■ **Objective**
How many of these lines hold the string "document"? Answer with the number only.

■ **Input rows**
------------------------

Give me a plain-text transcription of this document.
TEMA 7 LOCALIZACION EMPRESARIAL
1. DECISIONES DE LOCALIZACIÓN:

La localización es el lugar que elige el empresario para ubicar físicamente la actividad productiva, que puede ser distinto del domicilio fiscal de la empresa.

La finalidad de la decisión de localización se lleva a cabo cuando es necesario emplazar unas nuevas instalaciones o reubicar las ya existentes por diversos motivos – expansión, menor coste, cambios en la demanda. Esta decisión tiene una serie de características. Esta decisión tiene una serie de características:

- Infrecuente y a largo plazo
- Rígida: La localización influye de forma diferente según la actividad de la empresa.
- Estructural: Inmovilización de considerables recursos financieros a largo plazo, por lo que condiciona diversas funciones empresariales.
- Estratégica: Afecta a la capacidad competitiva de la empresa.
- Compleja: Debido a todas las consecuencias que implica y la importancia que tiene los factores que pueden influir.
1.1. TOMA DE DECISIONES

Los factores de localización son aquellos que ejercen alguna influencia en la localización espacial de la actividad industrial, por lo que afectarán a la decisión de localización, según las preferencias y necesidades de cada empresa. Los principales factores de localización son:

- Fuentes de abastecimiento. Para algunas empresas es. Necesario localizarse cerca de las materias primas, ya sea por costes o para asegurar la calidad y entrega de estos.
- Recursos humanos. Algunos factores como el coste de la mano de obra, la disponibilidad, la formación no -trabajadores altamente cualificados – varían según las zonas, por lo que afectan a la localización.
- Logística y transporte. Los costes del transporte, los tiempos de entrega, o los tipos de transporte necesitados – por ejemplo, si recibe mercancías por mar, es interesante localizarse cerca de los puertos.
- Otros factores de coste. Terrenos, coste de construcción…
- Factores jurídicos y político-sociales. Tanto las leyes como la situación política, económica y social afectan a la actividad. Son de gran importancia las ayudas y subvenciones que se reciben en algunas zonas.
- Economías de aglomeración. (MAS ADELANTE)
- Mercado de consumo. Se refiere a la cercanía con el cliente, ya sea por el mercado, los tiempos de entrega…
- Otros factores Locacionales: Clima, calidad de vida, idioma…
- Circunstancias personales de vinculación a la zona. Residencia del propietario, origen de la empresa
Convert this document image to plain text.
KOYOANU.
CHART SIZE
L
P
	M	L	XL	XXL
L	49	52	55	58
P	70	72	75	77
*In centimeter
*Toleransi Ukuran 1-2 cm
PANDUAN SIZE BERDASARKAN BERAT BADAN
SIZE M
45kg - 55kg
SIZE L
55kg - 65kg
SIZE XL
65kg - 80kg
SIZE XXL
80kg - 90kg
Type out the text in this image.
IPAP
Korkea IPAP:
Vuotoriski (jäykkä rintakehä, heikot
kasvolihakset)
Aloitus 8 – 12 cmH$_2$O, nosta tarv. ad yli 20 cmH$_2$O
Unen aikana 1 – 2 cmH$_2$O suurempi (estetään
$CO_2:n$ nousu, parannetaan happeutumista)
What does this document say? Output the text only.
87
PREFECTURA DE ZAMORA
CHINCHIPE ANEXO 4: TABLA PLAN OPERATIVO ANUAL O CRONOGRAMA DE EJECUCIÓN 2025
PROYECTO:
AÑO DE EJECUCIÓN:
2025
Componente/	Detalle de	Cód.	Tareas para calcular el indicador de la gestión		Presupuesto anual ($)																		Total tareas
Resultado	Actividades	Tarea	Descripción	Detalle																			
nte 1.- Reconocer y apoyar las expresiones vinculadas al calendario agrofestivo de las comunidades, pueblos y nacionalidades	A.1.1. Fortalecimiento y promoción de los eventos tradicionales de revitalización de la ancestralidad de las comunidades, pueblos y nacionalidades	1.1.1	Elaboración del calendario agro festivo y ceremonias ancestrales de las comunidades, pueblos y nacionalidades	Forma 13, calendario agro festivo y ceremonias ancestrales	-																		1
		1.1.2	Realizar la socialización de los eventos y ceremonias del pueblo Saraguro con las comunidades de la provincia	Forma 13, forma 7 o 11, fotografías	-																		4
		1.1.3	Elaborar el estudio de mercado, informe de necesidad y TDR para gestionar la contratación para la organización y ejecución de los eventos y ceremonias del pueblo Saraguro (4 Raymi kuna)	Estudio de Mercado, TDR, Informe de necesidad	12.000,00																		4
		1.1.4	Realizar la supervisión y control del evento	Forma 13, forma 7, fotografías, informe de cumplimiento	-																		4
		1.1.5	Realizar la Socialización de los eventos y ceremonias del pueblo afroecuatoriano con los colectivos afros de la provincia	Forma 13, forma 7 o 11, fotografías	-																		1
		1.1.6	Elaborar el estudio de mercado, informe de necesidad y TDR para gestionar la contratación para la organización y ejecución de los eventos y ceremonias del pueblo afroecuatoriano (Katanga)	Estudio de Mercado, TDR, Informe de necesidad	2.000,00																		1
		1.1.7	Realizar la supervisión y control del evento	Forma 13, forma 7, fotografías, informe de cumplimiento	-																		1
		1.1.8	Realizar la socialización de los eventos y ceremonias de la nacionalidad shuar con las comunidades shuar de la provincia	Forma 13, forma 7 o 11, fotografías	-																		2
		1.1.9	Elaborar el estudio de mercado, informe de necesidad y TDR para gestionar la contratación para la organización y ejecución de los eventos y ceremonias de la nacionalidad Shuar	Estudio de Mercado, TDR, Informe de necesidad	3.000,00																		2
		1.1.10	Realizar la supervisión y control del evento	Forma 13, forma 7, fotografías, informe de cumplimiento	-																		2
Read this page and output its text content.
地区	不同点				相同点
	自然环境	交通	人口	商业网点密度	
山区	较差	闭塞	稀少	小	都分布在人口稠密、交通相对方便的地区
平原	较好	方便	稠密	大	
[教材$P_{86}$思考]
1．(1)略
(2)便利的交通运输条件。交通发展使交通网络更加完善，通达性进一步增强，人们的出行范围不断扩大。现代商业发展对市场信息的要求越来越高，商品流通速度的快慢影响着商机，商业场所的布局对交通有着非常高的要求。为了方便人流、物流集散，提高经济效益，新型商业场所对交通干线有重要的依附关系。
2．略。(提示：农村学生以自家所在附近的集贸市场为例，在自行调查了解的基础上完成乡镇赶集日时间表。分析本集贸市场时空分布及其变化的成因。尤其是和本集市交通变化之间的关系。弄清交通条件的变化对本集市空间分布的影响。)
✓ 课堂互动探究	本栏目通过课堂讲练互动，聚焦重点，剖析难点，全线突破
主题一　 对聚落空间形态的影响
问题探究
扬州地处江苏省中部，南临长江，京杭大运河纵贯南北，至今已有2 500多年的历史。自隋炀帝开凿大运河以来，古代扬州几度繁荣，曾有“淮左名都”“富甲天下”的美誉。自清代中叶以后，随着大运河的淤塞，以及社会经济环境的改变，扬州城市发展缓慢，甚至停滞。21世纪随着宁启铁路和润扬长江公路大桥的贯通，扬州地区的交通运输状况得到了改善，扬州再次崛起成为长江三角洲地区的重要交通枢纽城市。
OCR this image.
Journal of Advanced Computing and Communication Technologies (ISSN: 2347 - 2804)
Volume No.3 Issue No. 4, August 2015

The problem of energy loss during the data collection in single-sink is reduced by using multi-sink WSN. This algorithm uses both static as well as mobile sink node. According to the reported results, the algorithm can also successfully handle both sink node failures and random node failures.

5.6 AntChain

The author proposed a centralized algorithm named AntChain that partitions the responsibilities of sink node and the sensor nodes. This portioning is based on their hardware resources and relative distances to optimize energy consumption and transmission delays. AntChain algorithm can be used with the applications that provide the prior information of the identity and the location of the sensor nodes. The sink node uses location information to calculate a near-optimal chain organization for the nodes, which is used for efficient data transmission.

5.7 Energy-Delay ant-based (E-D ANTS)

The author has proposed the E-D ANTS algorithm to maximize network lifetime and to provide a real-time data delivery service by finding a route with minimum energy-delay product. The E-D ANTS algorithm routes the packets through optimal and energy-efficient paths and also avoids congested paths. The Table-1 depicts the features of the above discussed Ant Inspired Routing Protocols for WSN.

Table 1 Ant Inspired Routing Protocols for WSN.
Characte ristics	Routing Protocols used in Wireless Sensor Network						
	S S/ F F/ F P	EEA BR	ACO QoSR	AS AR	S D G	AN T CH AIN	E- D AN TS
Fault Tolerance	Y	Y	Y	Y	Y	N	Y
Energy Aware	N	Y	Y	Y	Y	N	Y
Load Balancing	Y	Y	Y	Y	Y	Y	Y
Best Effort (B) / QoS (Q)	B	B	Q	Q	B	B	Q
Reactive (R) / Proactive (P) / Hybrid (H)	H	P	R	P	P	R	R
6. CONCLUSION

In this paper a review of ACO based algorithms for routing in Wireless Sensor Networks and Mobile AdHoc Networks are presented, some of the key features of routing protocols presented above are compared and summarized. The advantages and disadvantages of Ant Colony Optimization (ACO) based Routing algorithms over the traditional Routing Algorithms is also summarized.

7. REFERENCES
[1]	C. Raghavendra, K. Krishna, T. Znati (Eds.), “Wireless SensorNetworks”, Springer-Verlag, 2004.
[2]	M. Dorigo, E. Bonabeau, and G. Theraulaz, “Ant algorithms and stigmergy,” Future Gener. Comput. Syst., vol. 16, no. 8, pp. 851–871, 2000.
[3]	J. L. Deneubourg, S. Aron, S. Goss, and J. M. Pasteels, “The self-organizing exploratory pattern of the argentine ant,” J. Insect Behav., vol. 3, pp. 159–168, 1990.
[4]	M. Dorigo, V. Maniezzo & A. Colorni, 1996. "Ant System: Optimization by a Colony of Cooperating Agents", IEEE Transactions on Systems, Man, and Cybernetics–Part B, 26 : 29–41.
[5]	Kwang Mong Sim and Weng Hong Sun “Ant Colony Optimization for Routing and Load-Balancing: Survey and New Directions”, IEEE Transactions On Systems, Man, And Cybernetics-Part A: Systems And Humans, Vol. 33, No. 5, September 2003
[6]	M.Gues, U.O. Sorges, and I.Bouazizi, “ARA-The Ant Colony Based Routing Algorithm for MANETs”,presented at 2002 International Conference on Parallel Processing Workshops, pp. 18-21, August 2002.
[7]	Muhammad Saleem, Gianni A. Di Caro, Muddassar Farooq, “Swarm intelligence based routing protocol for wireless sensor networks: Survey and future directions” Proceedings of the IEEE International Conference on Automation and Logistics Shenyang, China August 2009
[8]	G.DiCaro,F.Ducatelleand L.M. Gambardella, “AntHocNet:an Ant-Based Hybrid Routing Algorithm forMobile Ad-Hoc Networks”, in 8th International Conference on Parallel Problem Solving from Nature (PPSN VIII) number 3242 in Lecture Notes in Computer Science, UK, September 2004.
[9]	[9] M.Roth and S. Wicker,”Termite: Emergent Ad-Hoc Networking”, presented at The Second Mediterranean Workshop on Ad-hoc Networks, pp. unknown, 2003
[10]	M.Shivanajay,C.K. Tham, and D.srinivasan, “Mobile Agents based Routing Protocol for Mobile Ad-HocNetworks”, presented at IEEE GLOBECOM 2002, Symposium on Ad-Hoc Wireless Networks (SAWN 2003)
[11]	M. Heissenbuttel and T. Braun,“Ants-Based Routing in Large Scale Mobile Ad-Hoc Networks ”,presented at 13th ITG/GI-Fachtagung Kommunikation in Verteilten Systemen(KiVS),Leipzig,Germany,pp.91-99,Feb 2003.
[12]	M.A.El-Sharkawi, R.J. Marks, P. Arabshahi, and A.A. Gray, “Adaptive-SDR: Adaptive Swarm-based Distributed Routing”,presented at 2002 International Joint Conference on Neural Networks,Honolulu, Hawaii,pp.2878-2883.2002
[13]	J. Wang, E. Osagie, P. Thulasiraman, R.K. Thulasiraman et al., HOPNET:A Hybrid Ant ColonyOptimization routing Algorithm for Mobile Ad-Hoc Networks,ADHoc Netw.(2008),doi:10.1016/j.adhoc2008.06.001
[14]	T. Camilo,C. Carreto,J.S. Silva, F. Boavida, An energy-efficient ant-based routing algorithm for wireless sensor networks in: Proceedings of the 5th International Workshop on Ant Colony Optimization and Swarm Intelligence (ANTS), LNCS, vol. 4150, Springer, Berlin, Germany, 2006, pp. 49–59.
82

------------------------

■ **Answer for this exercise**
3